--- begin Listed records ---

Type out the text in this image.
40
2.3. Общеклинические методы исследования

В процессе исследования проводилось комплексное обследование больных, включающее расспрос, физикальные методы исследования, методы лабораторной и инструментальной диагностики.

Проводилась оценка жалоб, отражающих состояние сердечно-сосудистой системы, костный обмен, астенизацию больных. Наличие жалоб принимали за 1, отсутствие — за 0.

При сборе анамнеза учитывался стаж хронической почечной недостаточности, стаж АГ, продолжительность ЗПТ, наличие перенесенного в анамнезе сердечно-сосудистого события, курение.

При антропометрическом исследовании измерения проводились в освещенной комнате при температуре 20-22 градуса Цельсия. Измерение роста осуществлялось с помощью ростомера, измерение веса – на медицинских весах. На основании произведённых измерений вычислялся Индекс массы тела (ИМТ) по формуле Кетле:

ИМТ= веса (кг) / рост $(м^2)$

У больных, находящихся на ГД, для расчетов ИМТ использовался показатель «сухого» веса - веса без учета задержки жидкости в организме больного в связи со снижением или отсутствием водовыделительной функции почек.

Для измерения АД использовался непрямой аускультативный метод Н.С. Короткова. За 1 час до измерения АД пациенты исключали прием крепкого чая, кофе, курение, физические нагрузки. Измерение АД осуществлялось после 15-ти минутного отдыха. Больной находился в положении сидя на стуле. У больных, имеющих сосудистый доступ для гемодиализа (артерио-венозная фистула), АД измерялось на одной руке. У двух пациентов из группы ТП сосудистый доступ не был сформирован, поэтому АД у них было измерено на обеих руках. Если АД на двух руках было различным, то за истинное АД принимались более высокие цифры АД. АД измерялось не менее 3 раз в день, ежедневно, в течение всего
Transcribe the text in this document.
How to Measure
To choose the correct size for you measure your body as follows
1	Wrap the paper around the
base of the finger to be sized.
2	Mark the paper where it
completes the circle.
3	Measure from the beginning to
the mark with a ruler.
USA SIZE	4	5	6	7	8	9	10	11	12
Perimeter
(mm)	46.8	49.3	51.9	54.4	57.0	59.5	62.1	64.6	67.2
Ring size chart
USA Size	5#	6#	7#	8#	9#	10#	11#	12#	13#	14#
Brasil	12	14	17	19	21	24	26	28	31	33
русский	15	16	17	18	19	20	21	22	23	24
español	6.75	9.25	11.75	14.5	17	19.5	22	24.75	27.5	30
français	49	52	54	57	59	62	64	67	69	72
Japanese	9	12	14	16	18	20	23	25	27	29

--- end Listed records ---

Every line above should be printed again exactly as it stands.

** Exercise solution **
Type out the text in this image.
40
2.3. Общеклинические методы исследования

В процессе исследования проводилось комплексное обследование больных, включающее расспрос, физикальные методы исследования, методы лабораторной и инструментальной диагностики.

Проводилась оценка жалоб, отражающих состояние сердечно-сосудистой системы, костный обмен, астенизацию больных. Наличие жалоб принимали за 1, отсутствие — за 0.

При сборе анамнеза учитывался стаж хронической почечной недостаточности, стаж АГ, продолжительность ЗПТ, наличие перенесенного в анамнезе сердечно-сосудистого события, курение.

При антропометрическом исследовании измерения проводились в освещенной комнате при температуре 20-22 градуса Цельсия. Измерение роста осуществлялось с помощью ростомера, измерение веса – на медицинских весах. На основании произведённых измерений вычислялся Индекс массы тела (ИМТ) по формуле Кетле:

ИМТ= веса (кг) / рост $(м^2)$

У больных, находящихся на ГД, для расчетов ИМТ использовался показатель «сухого» веса - веса без учета задержки жидкости в организме больного в связи со снижением или отсутствием водовыделительной функции почек.

Для измерения АД использовался непрямой аускультативный метод Н.С. Короткова. За 1 час до измерения АД пациенты исключали прием крепкого чая, кофе, курение, физические нагрузки. Измерение АД осуществлялось после 15-ти минутного отдыха. Больной находился в положении сидя на стуле. У больных, имеющих сосудистый доступ для гемодиализа (артерио-венозная фистула), АД измерялось на одной руке. У двух пациентов из группы ТП сосудистый доступ не был сформирован, поэтому АД у них было измерено на обеих руках. Если АД на двух руках было различным, то за истинное АД принимались более высокие цифры АД. АД измерялось не менее 3 раз в день, ежедневно, в течение всего
Transcribe the text in this document.
How to Measure
To choose the correct size for you measure your body as follows
1	Wrap the paper around the
base of the finger to be sized.
2	Mark the paper where it
completes the circle.
3	Measure from the beginning to
the mark with a ruler.
USA SIZE	4	5	6	7	8	9	10	11	12
Perimeter
(mm)	46.8	49.3	51.9	54.4	57.0	59.5	62.1	64.6	67.2
Ring size chart
USA Size	5#	6#	7#	8#	9#	10#	11#	12#	13#	14#
Brasil	12	14	17	19	21	24	26	28	31	33
русский	15	16	17	18	19	20	21	22	23	24
español	6.75	9.25	11.75	14.5	17	19.5	22	24.75	27.5	30
français	49	52	54	57	59	62	64	67	69	72
Japanese	9	12	14	16	18	20	23	25	27	29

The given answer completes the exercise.